------ DATASET ROWS ------

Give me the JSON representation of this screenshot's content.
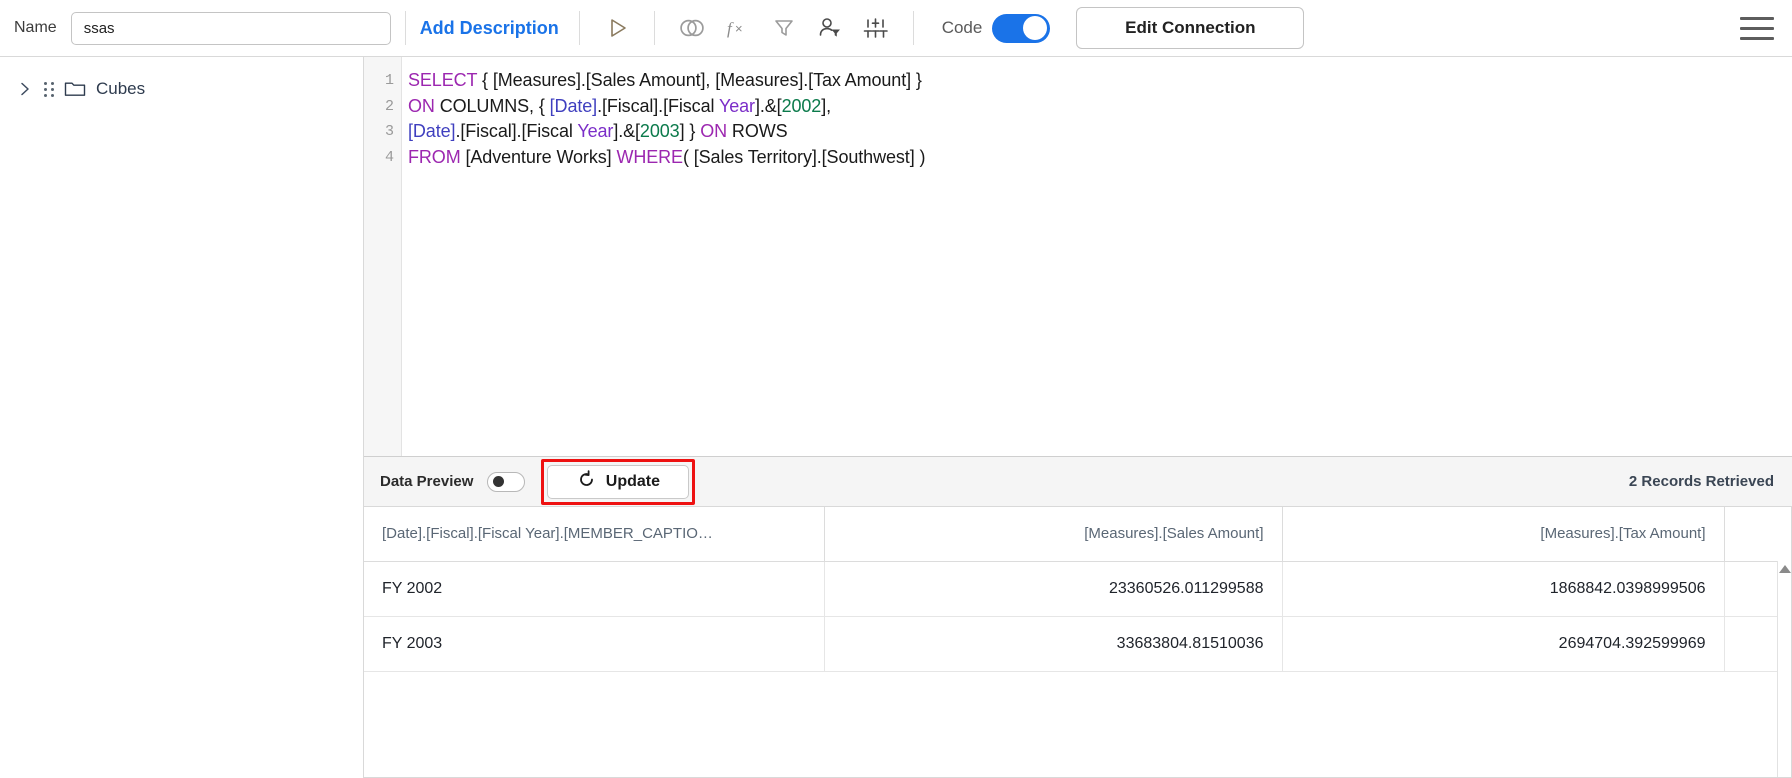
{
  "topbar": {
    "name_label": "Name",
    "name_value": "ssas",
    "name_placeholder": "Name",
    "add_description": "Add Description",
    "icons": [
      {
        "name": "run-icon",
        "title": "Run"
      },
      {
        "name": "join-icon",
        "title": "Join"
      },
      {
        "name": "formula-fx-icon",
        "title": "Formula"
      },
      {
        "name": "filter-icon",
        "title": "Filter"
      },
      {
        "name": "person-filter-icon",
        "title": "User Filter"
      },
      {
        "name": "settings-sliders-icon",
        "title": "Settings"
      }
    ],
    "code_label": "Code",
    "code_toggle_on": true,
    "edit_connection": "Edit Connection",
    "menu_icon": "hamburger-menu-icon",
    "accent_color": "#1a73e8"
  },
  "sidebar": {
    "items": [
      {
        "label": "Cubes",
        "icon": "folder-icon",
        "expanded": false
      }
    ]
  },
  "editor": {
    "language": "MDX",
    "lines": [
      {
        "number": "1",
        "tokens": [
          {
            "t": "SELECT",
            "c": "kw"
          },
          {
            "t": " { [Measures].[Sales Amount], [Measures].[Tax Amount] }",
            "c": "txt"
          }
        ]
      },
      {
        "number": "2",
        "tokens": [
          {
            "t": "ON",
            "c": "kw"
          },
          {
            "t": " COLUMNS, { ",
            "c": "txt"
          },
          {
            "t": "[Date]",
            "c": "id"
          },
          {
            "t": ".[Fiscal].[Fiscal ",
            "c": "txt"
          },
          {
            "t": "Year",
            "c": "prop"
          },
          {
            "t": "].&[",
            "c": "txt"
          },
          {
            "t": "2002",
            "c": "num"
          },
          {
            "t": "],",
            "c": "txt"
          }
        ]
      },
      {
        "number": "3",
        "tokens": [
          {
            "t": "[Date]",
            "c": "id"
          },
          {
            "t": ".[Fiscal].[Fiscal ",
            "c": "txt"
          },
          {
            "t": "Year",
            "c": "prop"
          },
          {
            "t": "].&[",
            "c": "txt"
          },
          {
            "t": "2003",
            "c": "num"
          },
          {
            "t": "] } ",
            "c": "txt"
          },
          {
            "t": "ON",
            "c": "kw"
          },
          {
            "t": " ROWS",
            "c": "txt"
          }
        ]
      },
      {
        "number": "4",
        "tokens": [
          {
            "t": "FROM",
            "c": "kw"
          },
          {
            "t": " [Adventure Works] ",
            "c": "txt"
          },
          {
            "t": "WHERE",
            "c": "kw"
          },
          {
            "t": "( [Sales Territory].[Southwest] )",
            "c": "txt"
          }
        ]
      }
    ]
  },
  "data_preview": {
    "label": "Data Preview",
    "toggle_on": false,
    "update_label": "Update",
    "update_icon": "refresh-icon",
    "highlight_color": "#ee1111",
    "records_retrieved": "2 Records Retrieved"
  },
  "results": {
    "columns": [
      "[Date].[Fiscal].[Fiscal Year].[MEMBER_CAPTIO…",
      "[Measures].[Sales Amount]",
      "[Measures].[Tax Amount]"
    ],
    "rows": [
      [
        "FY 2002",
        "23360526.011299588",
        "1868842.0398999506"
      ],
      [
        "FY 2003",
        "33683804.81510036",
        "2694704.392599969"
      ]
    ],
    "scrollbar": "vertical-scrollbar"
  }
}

------
------ DATASET ROWS ------

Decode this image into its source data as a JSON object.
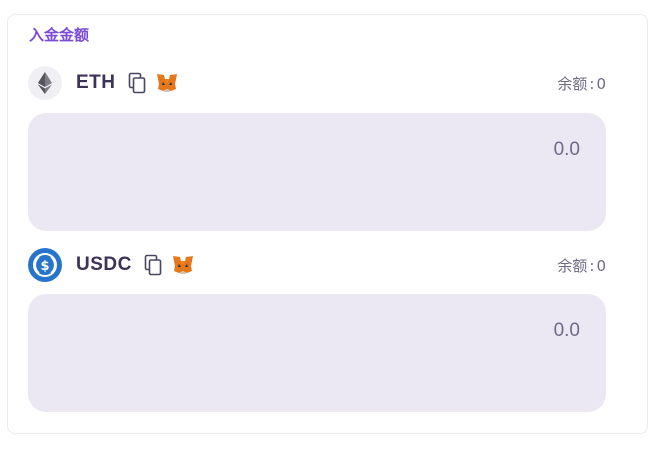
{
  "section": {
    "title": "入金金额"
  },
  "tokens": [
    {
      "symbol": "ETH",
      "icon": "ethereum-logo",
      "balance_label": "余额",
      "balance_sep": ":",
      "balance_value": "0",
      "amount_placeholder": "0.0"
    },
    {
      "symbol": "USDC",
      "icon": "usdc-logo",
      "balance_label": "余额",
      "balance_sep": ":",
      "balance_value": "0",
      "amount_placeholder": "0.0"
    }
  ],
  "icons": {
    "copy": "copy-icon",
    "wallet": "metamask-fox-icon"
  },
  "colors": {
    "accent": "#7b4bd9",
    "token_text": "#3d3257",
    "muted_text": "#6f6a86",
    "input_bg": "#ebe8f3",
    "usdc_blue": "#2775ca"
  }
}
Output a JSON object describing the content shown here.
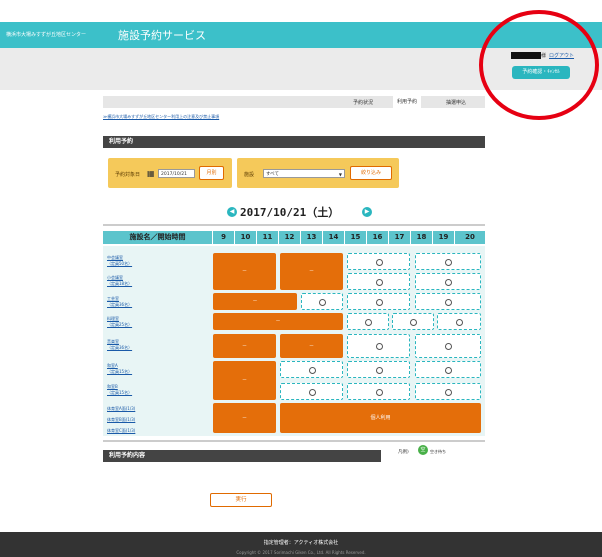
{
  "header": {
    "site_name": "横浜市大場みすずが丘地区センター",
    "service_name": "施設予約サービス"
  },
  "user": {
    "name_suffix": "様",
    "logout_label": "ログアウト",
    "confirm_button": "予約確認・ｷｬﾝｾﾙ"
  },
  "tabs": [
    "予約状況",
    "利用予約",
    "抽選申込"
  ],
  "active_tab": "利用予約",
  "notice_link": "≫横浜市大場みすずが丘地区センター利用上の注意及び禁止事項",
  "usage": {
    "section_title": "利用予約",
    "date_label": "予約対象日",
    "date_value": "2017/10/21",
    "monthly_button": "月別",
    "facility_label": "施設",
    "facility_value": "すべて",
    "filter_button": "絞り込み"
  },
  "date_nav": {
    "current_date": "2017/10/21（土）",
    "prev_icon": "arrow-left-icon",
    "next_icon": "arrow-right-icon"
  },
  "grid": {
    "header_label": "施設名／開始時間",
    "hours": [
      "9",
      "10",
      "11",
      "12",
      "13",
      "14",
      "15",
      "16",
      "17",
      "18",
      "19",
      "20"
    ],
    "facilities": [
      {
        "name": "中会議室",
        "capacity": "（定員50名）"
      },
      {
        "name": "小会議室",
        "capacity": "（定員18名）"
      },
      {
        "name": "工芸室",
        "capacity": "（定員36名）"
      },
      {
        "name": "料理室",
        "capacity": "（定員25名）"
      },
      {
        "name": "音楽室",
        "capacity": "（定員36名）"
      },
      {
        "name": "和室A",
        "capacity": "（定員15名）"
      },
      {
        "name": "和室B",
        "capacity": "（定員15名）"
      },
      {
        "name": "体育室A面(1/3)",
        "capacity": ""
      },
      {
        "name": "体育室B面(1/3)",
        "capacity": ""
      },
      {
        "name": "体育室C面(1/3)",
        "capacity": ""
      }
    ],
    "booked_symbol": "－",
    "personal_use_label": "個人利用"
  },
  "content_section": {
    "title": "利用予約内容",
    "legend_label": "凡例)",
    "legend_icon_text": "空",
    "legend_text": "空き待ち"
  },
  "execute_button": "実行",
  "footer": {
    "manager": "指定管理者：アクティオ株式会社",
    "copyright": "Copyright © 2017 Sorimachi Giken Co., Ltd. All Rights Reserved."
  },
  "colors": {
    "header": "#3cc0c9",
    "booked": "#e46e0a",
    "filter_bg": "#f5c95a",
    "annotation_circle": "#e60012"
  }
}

------

→ THE REQUEST
Pick out the lines containing the string "arrow".

→ FINISHED ANSWER
    "prev_icon": "arrow-left-icon",
    "next_icon": "arrow-right-icon"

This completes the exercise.